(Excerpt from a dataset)
========

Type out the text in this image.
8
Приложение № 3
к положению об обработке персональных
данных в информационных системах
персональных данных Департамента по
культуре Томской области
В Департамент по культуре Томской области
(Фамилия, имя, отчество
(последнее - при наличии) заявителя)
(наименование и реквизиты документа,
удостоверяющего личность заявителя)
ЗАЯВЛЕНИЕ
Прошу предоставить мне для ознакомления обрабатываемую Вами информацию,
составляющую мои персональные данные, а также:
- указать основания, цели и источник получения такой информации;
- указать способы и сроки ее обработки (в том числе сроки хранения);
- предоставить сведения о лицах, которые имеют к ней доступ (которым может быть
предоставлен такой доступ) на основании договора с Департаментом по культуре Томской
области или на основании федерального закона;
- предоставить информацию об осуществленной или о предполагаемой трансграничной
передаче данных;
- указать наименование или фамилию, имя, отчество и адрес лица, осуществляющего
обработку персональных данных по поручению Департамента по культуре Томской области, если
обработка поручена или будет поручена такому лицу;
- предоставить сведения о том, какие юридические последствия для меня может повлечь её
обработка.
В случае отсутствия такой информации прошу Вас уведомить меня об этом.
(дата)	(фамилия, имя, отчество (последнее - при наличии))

========

Write the entries again, exactly as they stand.

Type out the text in this image.
8
Приложение № 3
к положению об обработке персональных
данных в информационных системах
персональных данных Департамента по
культуре Томской области
В Департамент по культуре Томской области
(Фамилия, имя, отчество
(последнее - при наличии) заявителя)
(наименование и реквизиты документа,
удостоверяющего личность заявителя)
ЗАЯВЛЕНИЕ
Прошу предоставить мне для ознакомления обрабатываемую Вами информацию,
составляющую мои персональные данные, а также:
- указать основания, цели и источник получения такой информации;
- указать способы и сроки ее обработки (в том числе сроки хранения);
- предоставить сведения о лицах, которые имеют к ней доступ (которым может быть
предоставлен такой доступ) на основании договора с Департаментом по культуре Томской
области или на основании федерального закона;
- предоставить информацию об осуществленной или о предполагаемой трансграничной
передаче данных;
- указать наименование или фамилию, имя, отчество и адрес лица, осуществляющего
обработку персональных данных по поручению Департамента по культуре Томской области, если
обработка поручена или будет поручена такому лицу;
- предоставить сведения о том, какие юридические последствия для меня может повлечь её
обработка.
В случае отсутствия такой информации прошу Вас уведомить меня об этом.
(дата)	(фамилия, имя, отчество (последнее - при наличии))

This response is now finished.